§ **Exercise description**:
Look through the lines of the material and count those containing "formule". Give that count alone.

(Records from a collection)
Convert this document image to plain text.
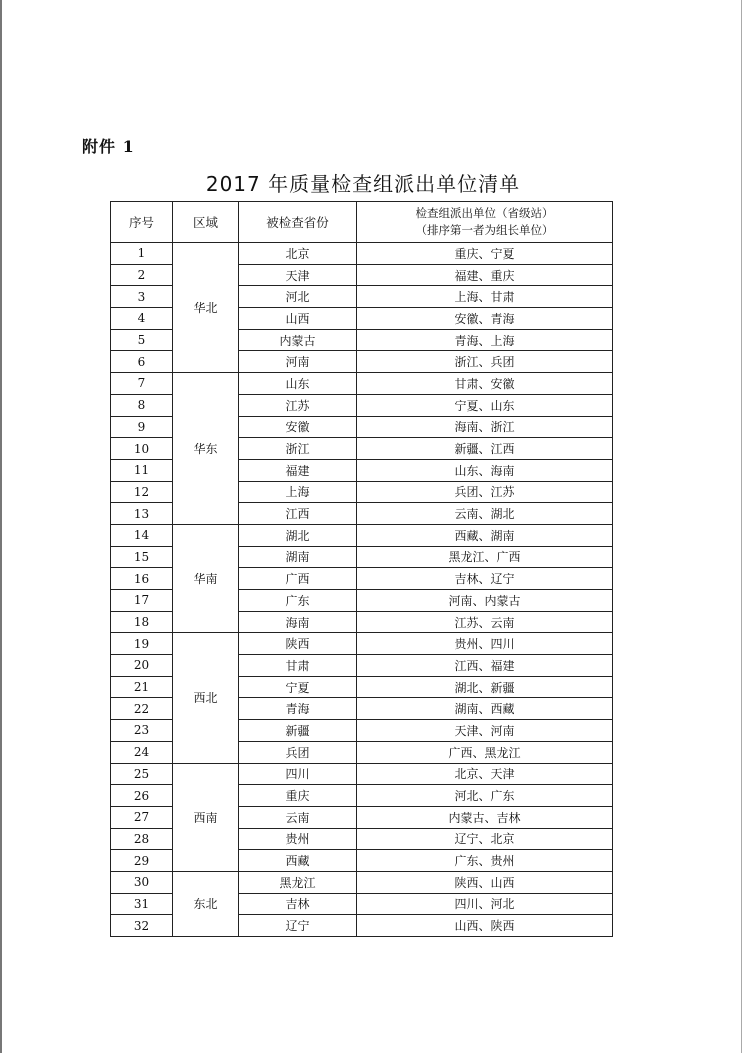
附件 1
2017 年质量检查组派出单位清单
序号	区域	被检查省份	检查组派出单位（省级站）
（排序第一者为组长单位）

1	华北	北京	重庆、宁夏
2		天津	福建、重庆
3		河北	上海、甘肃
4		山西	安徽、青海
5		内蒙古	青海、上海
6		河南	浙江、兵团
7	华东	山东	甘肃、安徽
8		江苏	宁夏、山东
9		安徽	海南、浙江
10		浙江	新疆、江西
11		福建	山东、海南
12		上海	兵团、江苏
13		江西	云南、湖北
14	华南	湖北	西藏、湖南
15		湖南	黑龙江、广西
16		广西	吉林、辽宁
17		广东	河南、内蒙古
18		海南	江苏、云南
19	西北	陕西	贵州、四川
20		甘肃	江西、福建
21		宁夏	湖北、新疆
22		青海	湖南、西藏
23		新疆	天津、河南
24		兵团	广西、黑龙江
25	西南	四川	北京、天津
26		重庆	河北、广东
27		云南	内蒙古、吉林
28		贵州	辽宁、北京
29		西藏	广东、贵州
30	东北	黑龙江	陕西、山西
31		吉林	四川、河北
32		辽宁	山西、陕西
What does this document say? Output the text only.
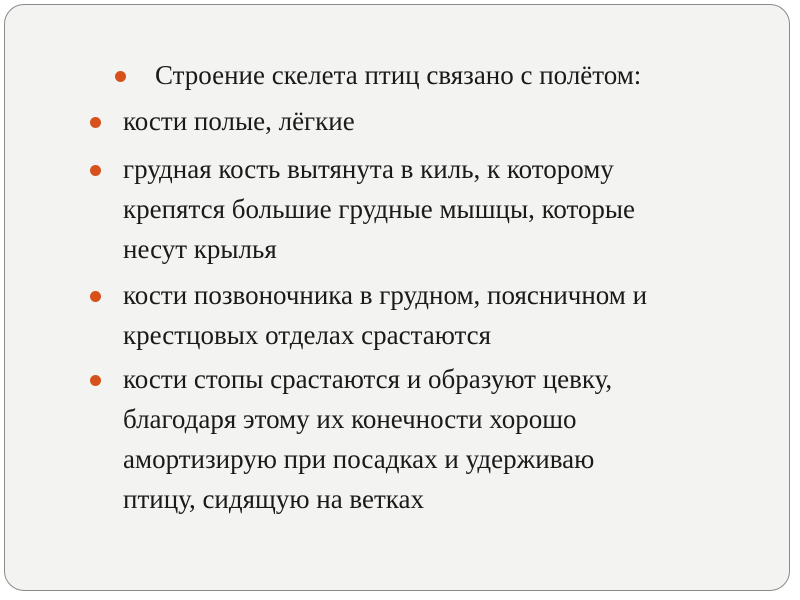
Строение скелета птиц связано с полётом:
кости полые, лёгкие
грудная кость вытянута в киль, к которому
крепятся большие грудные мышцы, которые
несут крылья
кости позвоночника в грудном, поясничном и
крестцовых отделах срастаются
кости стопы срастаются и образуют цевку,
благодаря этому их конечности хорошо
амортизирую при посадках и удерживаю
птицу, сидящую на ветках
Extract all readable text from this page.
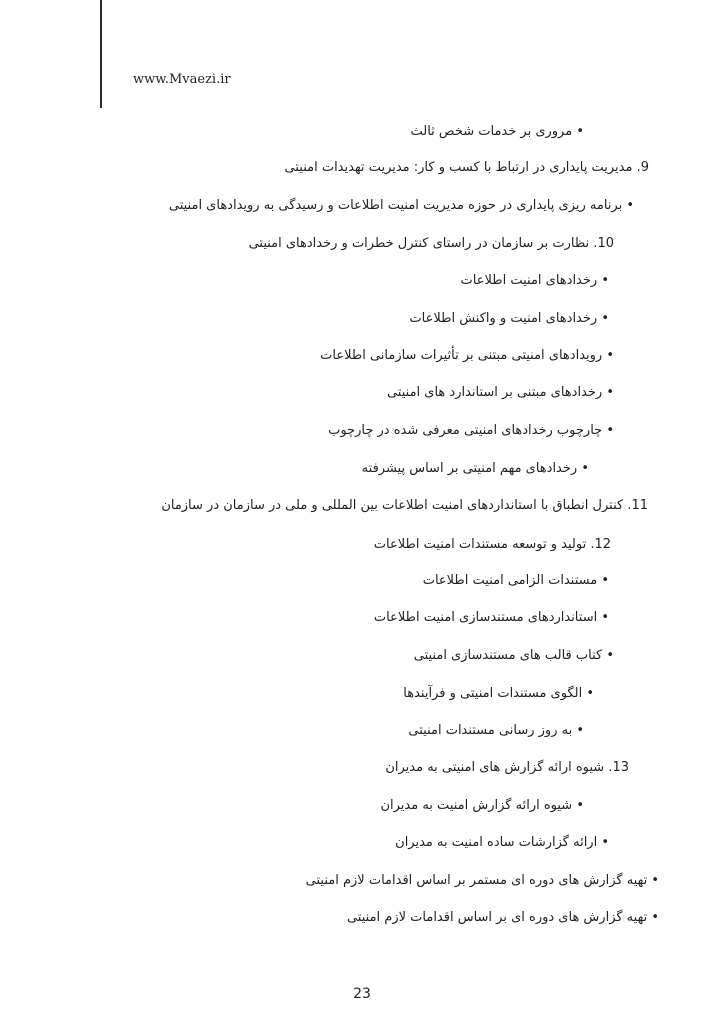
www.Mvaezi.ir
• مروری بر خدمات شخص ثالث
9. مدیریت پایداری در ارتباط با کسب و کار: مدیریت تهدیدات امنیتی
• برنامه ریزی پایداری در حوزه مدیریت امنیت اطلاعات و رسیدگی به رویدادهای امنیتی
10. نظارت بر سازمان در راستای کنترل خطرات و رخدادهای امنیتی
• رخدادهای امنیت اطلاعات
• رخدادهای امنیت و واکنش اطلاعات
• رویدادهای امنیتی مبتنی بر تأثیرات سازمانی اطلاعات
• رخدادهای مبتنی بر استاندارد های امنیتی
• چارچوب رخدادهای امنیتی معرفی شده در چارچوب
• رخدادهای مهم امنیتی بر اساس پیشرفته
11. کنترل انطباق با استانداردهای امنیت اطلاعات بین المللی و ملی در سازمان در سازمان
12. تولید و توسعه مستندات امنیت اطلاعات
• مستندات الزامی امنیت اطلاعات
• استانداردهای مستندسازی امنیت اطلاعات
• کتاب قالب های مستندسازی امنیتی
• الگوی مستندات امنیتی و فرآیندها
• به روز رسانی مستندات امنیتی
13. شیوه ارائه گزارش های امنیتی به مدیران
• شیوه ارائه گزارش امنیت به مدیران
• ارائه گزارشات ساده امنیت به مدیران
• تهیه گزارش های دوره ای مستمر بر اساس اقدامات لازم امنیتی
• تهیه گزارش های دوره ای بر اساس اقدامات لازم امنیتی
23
---
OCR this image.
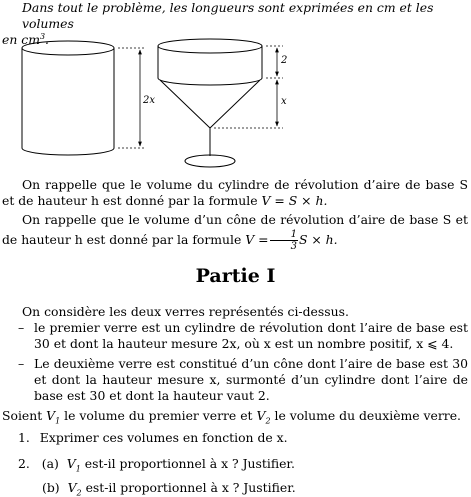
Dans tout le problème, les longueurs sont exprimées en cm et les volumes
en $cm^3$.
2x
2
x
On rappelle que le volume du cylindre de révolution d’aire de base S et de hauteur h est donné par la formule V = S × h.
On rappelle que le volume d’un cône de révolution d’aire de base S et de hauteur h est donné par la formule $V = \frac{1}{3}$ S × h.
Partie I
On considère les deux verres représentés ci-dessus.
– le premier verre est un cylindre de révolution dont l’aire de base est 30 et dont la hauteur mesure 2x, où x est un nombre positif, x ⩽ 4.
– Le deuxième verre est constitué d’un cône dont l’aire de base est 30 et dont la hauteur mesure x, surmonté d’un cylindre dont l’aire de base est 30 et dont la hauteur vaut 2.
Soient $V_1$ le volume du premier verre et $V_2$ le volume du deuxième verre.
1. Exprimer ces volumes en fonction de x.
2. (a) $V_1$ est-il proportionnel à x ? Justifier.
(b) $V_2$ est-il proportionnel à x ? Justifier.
---
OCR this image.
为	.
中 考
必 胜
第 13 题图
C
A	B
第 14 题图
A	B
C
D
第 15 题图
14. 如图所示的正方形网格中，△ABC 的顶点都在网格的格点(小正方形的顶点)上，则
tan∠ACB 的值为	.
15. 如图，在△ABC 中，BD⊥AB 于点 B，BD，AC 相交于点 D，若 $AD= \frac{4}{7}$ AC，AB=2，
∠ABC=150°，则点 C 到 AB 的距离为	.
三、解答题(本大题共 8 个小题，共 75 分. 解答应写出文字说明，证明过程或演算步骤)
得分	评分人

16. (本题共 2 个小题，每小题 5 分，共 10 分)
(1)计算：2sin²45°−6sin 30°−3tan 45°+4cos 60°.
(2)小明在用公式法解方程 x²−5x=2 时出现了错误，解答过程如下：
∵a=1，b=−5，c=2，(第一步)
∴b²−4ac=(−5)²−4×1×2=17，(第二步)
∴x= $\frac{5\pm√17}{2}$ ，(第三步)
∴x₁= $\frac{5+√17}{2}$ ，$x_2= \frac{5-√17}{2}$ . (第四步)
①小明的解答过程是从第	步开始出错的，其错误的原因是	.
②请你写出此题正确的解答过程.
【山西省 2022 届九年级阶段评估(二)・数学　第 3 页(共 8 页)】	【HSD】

§ **Reply**:
2